## GIVEN EXERCISE
Each entry below is to be printed verbatim.
** Start DATA IN THIS EXERCISE **
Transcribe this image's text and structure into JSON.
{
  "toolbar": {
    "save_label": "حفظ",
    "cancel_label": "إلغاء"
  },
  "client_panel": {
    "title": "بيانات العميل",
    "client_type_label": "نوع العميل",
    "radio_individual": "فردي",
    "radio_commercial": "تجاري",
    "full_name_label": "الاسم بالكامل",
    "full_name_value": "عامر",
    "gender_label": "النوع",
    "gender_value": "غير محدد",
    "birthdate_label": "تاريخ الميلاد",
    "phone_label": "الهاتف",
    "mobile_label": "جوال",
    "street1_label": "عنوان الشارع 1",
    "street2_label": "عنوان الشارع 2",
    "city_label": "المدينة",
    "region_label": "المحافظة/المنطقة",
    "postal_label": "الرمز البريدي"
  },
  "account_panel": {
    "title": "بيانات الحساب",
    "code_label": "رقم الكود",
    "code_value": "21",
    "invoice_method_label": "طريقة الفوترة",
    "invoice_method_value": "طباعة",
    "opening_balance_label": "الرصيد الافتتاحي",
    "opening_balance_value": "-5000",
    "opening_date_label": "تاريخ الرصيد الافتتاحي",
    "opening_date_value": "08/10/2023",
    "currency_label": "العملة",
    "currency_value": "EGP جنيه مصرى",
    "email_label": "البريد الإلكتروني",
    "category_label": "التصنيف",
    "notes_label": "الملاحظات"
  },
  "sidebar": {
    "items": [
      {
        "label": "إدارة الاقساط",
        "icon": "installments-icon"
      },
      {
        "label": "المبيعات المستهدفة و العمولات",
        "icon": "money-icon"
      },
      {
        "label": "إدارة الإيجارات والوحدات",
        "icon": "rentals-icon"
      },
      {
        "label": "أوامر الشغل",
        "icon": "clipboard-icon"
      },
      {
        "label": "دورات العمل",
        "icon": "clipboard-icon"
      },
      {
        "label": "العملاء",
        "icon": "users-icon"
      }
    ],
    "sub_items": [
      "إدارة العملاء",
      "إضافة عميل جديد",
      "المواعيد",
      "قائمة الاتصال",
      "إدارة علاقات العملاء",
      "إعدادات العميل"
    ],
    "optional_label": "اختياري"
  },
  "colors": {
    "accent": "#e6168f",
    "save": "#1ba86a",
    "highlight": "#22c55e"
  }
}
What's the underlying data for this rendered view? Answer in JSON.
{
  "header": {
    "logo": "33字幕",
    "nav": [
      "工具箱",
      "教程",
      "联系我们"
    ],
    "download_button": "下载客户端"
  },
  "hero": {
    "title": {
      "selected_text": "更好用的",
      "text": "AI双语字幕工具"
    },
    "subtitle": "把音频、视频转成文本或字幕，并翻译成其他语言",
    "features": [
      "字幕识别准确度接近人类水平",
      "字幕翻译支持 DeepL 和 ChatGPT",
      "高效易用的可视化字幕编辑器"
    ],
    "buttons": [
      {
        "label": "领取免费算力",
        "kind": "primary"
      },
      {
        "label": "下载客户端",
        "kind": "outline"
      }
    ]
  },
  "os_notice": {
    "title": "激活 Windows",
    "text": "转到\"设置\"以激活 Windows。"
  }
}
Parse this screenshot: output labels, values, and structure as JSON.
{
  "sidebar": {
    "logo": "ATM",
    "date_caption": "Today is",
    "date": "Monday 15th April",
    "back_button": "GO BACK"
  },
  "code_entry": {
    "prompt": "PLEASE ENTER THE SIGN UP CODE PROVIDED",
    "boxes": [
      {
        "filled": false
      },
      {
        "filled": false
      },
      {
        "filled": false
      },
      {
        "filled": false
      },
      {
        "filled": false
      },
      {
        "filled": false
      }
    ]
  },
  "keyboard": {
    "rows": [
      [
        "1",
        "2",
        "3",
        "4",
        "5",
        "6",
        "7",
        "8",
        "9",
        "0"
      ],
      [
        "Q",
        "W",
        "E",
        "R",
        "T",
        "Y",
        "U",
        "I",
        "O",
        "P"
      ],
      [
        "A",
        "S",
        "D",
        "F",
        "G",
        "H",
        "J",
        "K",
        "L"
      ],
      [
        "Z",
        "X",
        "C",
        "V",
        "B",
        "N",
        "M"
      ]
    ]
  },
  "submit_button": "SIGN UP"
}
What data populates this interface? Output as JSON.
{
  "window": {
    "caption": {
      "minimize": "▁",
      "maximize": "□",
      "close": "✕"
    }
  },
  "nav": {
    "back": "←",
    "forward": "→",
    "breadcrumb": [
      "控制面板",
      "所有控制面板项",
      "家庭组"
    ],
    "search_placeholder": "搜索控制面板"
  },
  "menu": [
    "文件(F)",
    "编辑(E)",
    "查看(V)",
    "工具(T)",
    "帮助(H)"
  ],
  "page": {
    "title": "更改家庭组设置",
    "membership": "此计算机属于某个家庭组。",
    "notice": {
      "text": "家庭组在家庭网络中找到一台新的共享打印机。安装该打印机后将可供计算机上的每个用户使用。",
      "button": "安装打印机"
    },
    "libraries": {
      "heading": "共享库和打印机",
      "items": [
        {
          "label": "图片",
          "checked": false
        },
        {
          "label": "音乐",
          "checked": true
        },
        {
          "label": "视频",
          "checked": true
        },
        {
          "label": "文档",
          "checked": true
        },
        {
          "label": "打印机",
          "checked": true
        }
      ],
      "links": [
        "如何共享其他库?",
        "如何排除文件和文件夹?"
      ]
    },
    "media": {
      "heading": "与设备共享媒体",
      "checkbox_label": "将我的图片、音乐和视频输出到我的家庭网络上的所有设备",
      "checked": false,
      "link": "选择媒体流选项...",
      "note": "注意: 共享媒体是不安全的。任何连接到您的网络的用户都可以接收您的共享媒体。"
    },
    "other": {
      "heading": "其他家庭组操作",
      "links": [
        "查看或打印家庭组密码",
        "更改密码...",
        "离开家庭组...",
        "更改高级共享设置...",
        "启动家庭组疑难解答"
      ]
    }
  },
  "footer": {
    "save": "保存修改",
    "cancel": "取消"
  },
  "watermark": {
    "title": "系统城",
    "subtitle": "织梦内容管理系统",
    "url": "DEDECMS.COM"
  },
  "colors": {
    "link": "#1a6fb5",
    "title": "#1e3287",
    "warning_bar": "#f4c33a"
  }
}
** End DATA IN THIS EXERCISE **
## PROBLEM SOLUTION
Transcribe this image's text and structure into JSON.
{
  "toolbar": {
    "save_label": "حفظ",
    "cancel_label": "إلغاء"
  },
  "client_panel": {
    "title": "بيانات العميل",
    "client_type_label": "نوع العميل",
    "radio_individual": "فردي",
    "radio_commercial": "تجاري",
    "full_name_label": "الاسم بالكامل",
    "full_name_value": "عامر",
    "gender_label": "النوع",
    "gender_value": "غير محدد",
    "birthdate_label": "تاريخ الميلاد",
    "phone_label": "الهاتف",
    "mobile_label": "جوال",
    "street1_label": "عنوان الشارع 1",
    "street2_label": "عنوان الشارع 2",
    "city_label": "المدينة",
    "region_label": "المحافظة/المنطقة",
    "postal_label": "الرمز البريدي"
  },
  "account_panel": {
    "title": "بيانات الحساب",
    "code_label": "رقم الكود",
    "code_value": "21",
    "invoice_method_label": "طريقة الفوترة",
    "invoice_method_value": "طباعة",
    "opening_balance_label": "الرصيد الافتتاحي",
    "opening_balance_value": "-5000",
    "opening_date_label": "تاريخ الرصيد الافتتاحي",
    "opening_date_value": "08/10/2023",
    "currency_label": "العملة",
    "currency_value": "EGP جنيه مصرى",
    "email_label": "البريد الإلكتروني",
    "category_label": "التصنيف",
    "notes_label": "الملاحظات"
  },
  "sidebar": {
    "items": [
      {
        "label": "إدارة الاقساط",
        "icon": "installments-icon"
      },
      {
        "label": "المبيعات المستهدفة و العمولات",
        "icon": "money-icon"
      },
      {
        "label": "إدارة الإيجارات والوحدات",
        "icon": "rentals-icon"
      },
      {
        "label": "أوامر الشغل",
        "icon": "clipboard-icon"
      },
      {
        "label": "دورات العمل",
        "icon": "clipboard-icon"
      },
      {
        "label": "العملاء",
        "icon": "users-icon"
      }
    ],
    "sub_items": [
      "إدارة العملاء",
      "إضافة عميل جديد",
      "المواعيد",
      "قائمة الاتصال",
      "إدارة علاقات العملاء",
      "إعدادات العميل"
    ],
    "optional_label": "اختياري"
  },
  "colors": {
    "accent": "#e6168f",
    "save": "#1ba86a",
    "highlight": "#22c55e"
  }
}
What's the underlying data for this rendered view? Answer in JSON.
{
  "header": {
    "logo": "33字幕",
    "nav": [
      "工具箱",
      "教程",
      "联系我们"
    ],
    "download_button": "下载客户端"
  },
  "hero": {
    "title": {
      "selected_text": "更好用的",
      "text": "AI双语字幕工具"
    },
    "subtitle": "把音频、视频转成文本或字幕，并翻译成其他语言",
    "features": [
      "字幕识别准确度接近人类水平",
      "字幕翻译支持 DeepL 和 ChatGPT",
      "高效易用的可视化字幕编辑器"
    ],
    "buttons": [
      {
        "label": "领取免费算力",
        "kind": "primary"
      },
      {
        "label": "下载客户端",
        "kind": "outline"
      }
    ]
  },
  "os_notice": {
    "title": "激活 Windows",
    "text": "转到\"设置\"以激活 Windows。"
  }
}
Parse this screenshot: output labels, values, and structure as JSON.
{
  "sidebar": {
    "logo": "ATM",
    "date_caption": "Today is",
    "date": "Monday 15th April",
    "back_button": "GO BACK"
  },
  "code_entry": {
    "prompt": "PLEASE ENTER THE SIGN UP CODE PROVIDED",
    "boxes": [
      {
        "filled": false
      },
      {
        "filled": false
      },
      {
        "filled": false
      },
      {
        "filled": false
      },
      {
        "filled": false
      },
      {
        "filled": false
      }
    ]
  },
  "keyboard": {
    "rows": [
      [
        "1",
        "2",
        "3",
        "4",
        "5",
        "6",
        "7",
        "8",
        "9",
        "0"
      ],
      [
        "Q",
        "W",
        "E",
        "R",
        "T",
        "Y",
        "U",
        "I",
        "O",
        "P"
      ],
      [
        "A",
        "S",
        "D",
        "F",
        "G",
        "H",
        "J",
        "K",
        "L"
      ],
      [
        "Z",
        "X",
        "C",
        "V",
        "B",
        "N",
        "M"
      ]
    ]
  },
  "submit_button": "SIGN UP"
}
What data populates this interface? Output as JSON.
{
  "window": {
    "caption": {
      "minimize": "▁",
      "maximize": "□",
      "close": "✕"
    }
  },
  "nav": {
    "back": "←",
    "forward": "→",
    "breadcrumb": [
      "控制面板",
      "所有控制面板项",
      "家庭组"
    ],
    "search_placeholder": "搜索控制面板"
  },
  "menu": [
    "文件(F)",
    "编辑(E)",
    "查看(V)",
    "工具(T)",
    "帮助(H)"
  ],
  "page": {
    "title": "更改家庭组设置",
    "membership": "此计算机属于某个家庭组。",
    "notice": {
      "text": "家庭组在家庭网络中找到一台新的共享打印机。安装该打印机后将可供计算机上的每个用户使用。",
      "button": "安装打印机"
    },
    "libraries": {
      "heading": "共享库和打印机",
      "items": [
        {
          "label": "图片",
          "checked": false
        },
        {
          "label": "音乐",
          "checked": true
        },
        {
          "label": "视频",
          "checked": true
        },
        {
          "label": "文档",
          "checked": true
        },
        {
          "label": "打印机",
          "checked": true
        }
      ],
      "links": [
        "如何共享其他库?",
        "如何排除文件和文件夹?"
      ]
    },
    "media": {
      "heading": "与设备共享媒体",
      "checkbox_label": "将我的图片、音乐和视频输出到我的家庭网络上的所有设备",
      "checked": false,
      "link": "选择媒体流选项...",
      "note": "注意: 共享媒体是不安全的。任何连接到您的网络的用户都可以接收您的共享媒体。"
    },
    "other": {
      "heading": "其他家庭组操作",
      "links": [
        "查看或打印家庭组密码",
        "更改密码...",
        "离开家庭组...",
        "更改高级共享设置...",
        "启动家庭组疑难解答"
      ]
    }
  },
  "footer": {
    "save": "保存修改",
    "cancel": "取消"
  },
  "watermark": {
    "title": "系统城",
    "subtitle": "织梦内容管理系统",
    "url": "DEDECMS.COM"
  },
  "colors": {
    "link": "#1a6fb5",
    "title": "#1e3287",
    "warning_bar": "#f4c33a"
  }
}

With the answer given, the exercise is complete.